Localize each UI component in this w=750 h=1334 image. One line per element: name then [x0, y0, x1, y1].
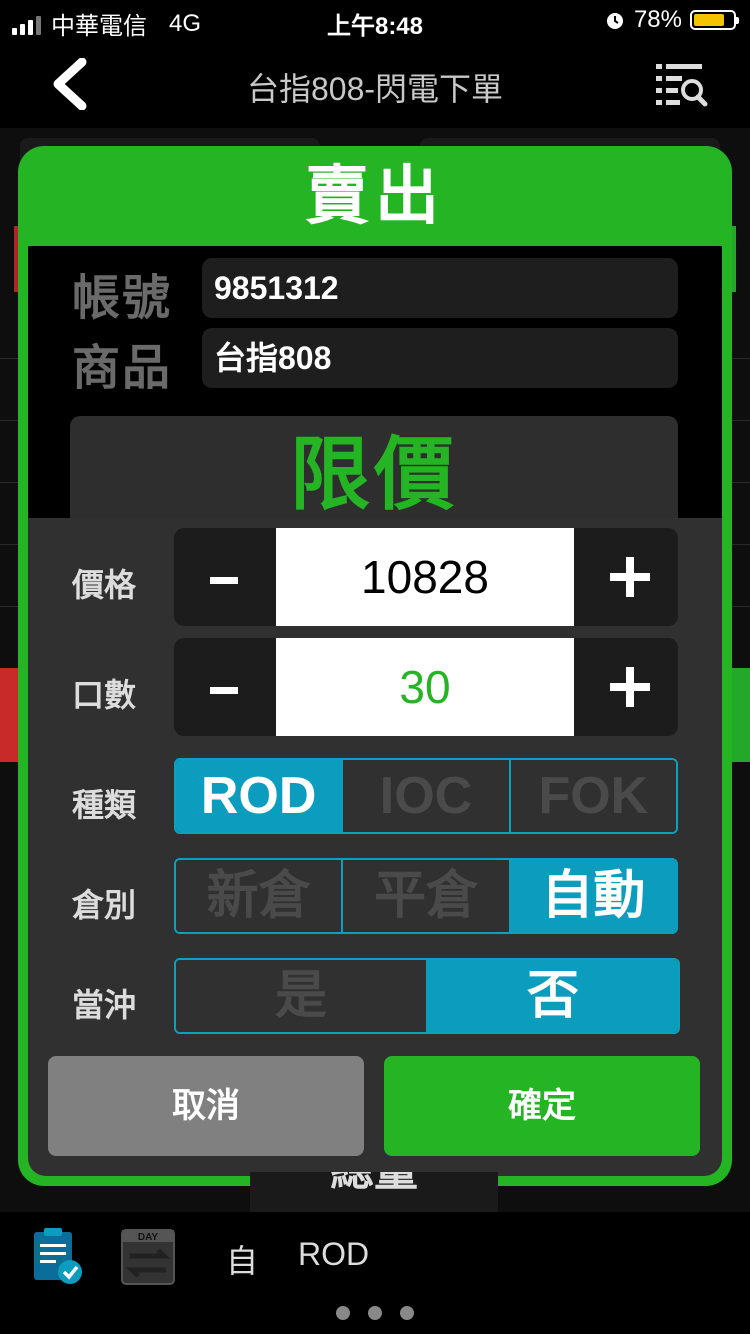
background-buy-marker	[730, 668, 750, 762]
background-sell-marker	[0, 668, 20, 762]
daytrade-option-no[interactable]: 否	[428, 960, 678, 1032]
kind-option-rod[interactable]: ROD	[176, 760, 344, 832]
page-indicator	[0, 1306, 750, 1325]
background-total-label: 總量	[250, 1172, 498, 1212]
position-option-close[interactable]: 平倉	[343, 860, 511, 932]
page-dot[interactable]	[368, 1306, 382, 1320]
battery-icon	[690, 10, 739, 30]
battery-percent: 78%	[633, 6, 682, 33]
price-minus-button[interactable]	[174, 528, 274, 626]
status-bar: 中華電信 4G 上午8:48 78%	[0, 0, 750, 40]
price-label: 價格	[72, 567, 137, 603]
page-dot[interactable]	[336, 1306, 350, 1320]
minus-icon	[210, 687, 238, 695]
kind-mode-text: ROD	[298, 1236, 370, 1272]
minus-icon	[210, 577, 238, 585]
quantity-minus-button[interactable]	[174, 638, 274, 736]
account-label: 帳號	[72, 272, 173, 325]
position-mode-text: 自	[226, 1243, 259, 1279]
quantity-label: 口數	[72, 677, 137, 713]
kind-option-fok[interactable]: FOK	[510, 760, 676, 832]
daytrade-option-yes[interactable]: 是	[176, 960, 428, 1032]
confirm-button[interactable]: 確定	[384, 1056, 700, 1156]
order-dialog: 賣出 帳號 9851312 商品 台指808 限價 價格 10828 口數 30…	[18, 146, 732, 1186]
price-input[interactable]: 10828	[276, 528, 574, 626]
alarm-icon	[606, 13, 623, 29]
status-right: 78%	[604, 6, 739, 34]
position-option-new[interactable]: 新倉	[176, 860, 344, 932]
quantity-plus-button[interactable]	[578, 638, 678, 736]
quantity-stepper: 30	[174, 638, 678, 736]
bottom-toolbar: 總量 DAY 自 ROD	[0, 1172, 750, 1334]
position-selector: 新倉 平倉 自動	[174, 858, 678, 934]
total-label-text: 總量	[330, 1172, 418, 1195]
kind-selector: ROD IOC FOK	[174, 758, 678, 834]
quantity-input[interactable]: 30	[276, 638, 574, 736]
day-swap-icon[interactable]: DAY	[120, 1224, 178, 1286]
order-info: 帳號 9851312 商品 台指808 限價	[28, 246, 722, 519]
position-option-auto[interactable]: 自動	[510, 860, 676, 932]
dialog-body: 帳號 9851312 商品 台指808 限價 價格 10828 口數 30 種類…	[28, 246, 722, 1176]
list-search-icon[interactable]	[656, 60, 708, 108]
price-stepper: 10828	[174, 528, 678, 626]
kind-option-ioc[interactable]: IOC	[343, 760, 511, 832]
order-type-banner[interactable]: 限價	[70, 416, 678, 519]
kind-label: 種類	[72, 787, 137, 823]
dialog-title: 賣出	[305, 160, 445, 232]
clipboard-check-icon[interactable]	[30, 1226, 84, 1286]
price-plus-button[interactable]	[578, 528, 678, 626]
day-badge-text: DAY	[138, 1232, 159, 1243]
daytrade-selector: 是 否	[174, 958, 680, 1034]
account-field[interactable]: 9851312	[202, 258, 678, 318]
page-dot[interactable]	[400, 1306, 414, 1320]
product-field[interactable]: 台指808	[202, 328, 678, 388]
product-label: 商品	[72, 342, 173, 395]
page-title: 台指808-閃電下單	[246, 71, 504, 107]
nav-bar: 台指808-閃電下單	[0, 40, 750, 128]
daytrade-label: 當沖	[72, 987, 137, 1023]
cancel-button[interactable]: 取消	[48, 1056, 364, 1156]
position-label: 倉別	[72, 887, 137, 923]
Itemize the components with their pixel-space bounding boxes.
^^^^^^^^^^^^^^^^
OBJECTIVE. Reproduce every line of the records above verbatim, omitting the pictures.

WRITTEN REPLY.
Localize each UI component in this w=750 h=1334 image. One line per element: name then [x0, y0, x1, y1].
background-buy-marker	[730, 668, 750, 762]
background-sell-marker	[0, 668, 20, 762]
daytrade-option-no[interactable]: 否	[428, 960, 678, 1032]
kind-option-rod[interactable]: ROD	[176, 760, 344, 832]
page-indicator	[0, 1306, 750, 1325]
background-total-label: 總量	[250, 1172, 498, 1212]
position-option-close[interactable]: 平倉	[343, 860, 511, 932]
page-dot[interactable]	[368, 1306, 382, 1320]
battery-icon	[690, 10, 739, 30]
battery-percent: 78%	[633, 6, 682, 33]
price-minus-button[interactable]	[174, 528, 274, 626]
status-bar: 中華電信 4G 上午8:48 78%	[0, 0, 750, 40]
price-label: 價格	[72, 567, 137, 603]
page-dot[interactable]	[336, 1306, 350, 1320]
minus-icon	[210, 687, 238, 695]
kind-mode-text: ROD	[298, 1236, 370, 1272]
minus-icon	[210, 577, 238, 585]
quantity-minus-button[interactable]	[174, 638, 274, 736]
account-label: 帳號	[72, 272, 173, 325]
position-mode-text: 自	[226, 1243, 259, 1279]
quantity-label: 口數	[72, 677, 137, 713]
kind-option-fok[interactable]: FOK	[510, 760, 676, 832]
daytrade-option-yes[interactable]: 是	[176, 960, 428, 1032]
confirm-button[interactable]: 確定	[384, 1056, 700, 1156]
order-dialog: 賣出 帳號 9851312 商品 台指808 限價 價格 10828 口數 30…	[18, 146, 732, 1186]
price-input[interactable]: 10828	[276, 528, 574, 626]
alarm-icon	[606, 13, 623, 29]
status-right: 78%	[604, 6, 739, 34]
position-option-new[interactable]: 新倉	[176, 860, 344, 932]
quantity-plus-button[interactable]	[578, 638, 678, 736]
quantity-stepper: 30	[174, 638, 678, 736]
bottom-toolbar: 總量 DAY 自 ROD	[0, 1172, 750, 1334]
position-selector: 新倉 平倉 自動	[174, 858, 678, 934]
total-label-text: 總量	[330, 1172, 418, 1195]
kind-selector: ROD IOC FOK	[174, 758, 678, 834]
quantity-input[interactable]: 30	[276, 638, 574, 736]
day-swap-icon[interactable]: DAY	[120, 1224, 178, 1286]
order-info: 帳號 9851312 商品 台指808 限價	[28, 246, 722, 519]
position-option-auto[interactable]: 自動	[510, 860, 676, 932]
dialog-body: 帳號 9851312 商品 台指808 限價 價格 10828 口數 30 種類…	[28, 246, 722, 1176]
list-search-icon[interactable]	[656, 60, 708, 108]
price-stepper: 10828	[174, 528, 678, 626]
kind-option-ioc[interactable]: IOC	[343, 760, 511, 832]
order-type-banner[interactable]: 限價	[70, 416, 678, 519]
kind-label: 種類	[72, 787, 137, 823]
dialog-title: 賣出	[305, 160, 445, 232]
clipboard-check-icon[interactable]	[30, 1226, 84, 1286]
price-plus-button[interactable]	[578, 528, 678, 626]
day-badge-text: DAY	[138, 1232, 159, 1243]
daytrade-selector: 是 否	[174, 958, 680, 1034]
account-field[interactable]: 9851312	[202, 258, 678, 318]
page-dot[interactable]	[400, 1306, 414, 1320]
product-field[interactable]: 台指808	[202, 328, 678, 388]
product-label: 商品	[72, 342, 173, 395]
page-title: 台指808-閃電下單	[246, 71, 504, 107]
nav-bar: 台指808-閃電下單	[0, 40, 750, 128]
daytrade-label: 當沖	[72, 987, 137, 1023]
cancel-button[interactable]: 取消	[48, 1056, 364, 1156]
position-label: 倉別	[72, 887, 137, 923]
Itemize the components with their pixel-space bounding boxes.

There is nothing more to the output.